-- Goal --
Reading down the listing below, count the lines where the word "right" shows up, then give only that count.

Begin

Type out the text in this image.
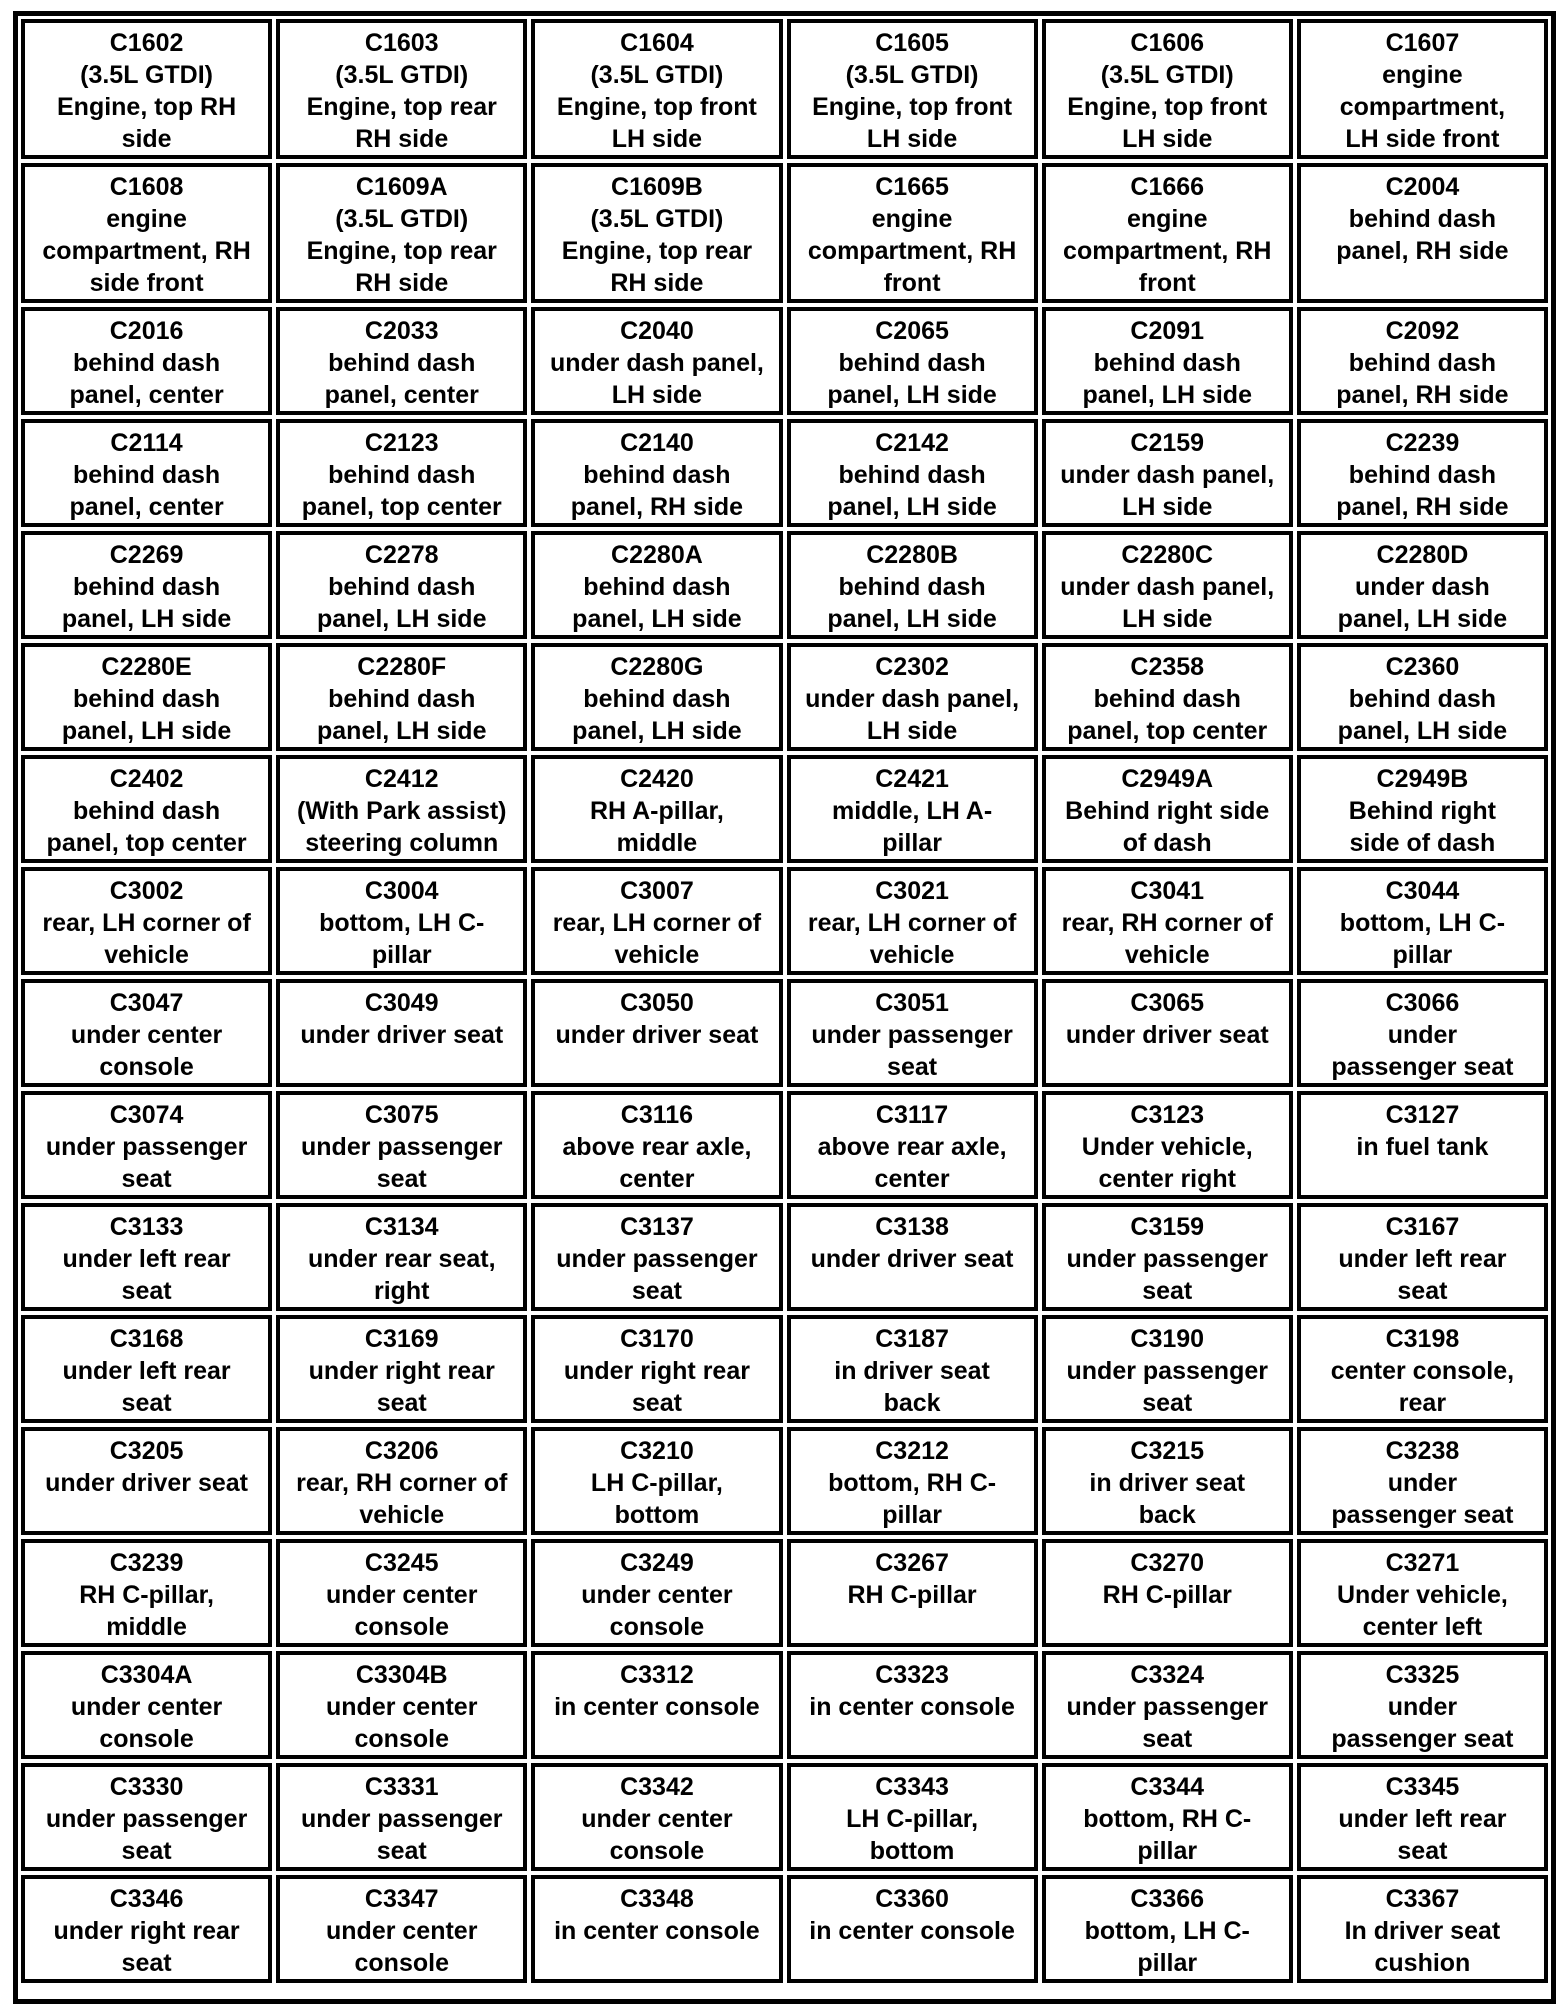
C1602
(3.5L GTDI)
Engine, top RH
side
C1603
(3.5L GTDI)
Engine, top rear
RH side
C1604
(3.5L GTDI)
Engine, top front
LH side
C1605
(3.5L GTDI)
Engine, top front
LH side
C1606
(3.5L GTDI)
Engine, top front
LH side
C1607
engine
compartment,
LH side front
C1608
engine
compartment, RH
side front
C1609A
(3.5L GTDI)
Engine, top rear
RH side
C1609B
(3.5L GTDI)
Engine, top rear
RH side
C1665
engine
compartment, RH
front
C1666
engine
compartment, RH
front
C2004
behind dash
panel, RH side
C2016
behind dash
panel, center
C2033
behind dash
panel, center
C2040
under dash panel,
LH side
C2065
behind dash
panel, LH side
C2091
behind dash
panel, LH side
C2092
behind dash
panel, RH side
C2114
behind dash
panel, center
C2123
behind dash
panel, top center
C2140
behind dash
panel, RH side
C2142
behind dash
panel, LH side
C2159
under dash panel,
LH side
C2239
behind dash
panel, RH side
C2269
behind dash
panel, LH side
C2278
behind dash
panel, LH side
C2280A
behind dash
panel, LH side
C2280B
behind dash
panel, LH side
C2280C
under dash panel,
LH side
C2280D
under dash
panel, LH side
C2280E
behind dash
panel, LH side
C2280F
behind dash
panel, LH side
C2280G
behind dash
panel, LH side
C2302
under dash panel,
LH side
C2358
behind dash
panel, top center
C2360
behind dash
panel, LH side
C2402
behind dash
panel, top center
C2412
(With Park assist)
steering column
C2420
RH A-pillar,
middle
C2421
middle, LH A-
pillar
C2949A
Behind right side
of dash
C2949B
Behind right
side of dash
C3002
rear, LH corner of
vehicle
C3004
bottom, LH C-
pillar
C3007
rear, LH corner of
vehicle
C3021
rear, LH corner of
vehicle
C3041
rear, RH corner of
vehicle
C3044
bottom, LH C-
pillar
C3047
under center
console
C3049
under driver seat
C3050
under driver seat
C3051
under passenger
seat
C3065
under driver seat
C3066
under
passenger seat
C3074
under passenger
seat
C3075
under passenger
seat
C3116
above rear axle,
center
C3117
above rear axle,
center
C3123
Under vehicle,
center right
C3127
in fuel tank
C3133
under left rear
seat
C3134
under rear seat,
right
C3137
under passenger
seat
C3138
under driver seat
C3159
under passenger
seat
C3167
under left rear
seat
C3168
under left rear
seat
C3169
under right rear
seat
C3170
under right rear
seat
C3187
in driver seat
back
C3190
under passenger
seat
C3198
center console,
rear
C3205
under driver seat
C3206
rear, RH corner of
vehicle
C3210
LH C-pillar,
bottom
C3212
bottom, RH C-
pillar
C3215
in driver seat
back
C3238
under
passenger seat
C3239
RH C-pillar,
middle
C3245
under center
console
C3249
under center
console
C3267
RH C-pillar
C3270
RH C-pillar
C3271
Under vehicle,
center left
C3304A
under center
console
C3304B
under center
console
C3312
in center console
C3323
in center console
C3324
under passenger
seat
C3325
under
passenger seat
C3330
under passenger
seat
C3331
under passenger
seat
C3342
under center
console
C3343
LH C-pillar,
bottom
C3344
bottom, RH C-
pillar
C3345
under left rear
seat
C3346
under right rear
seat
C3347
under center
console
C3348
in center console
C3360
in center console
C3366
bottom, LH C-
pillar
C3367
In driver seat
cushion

End

-- Correct output --
7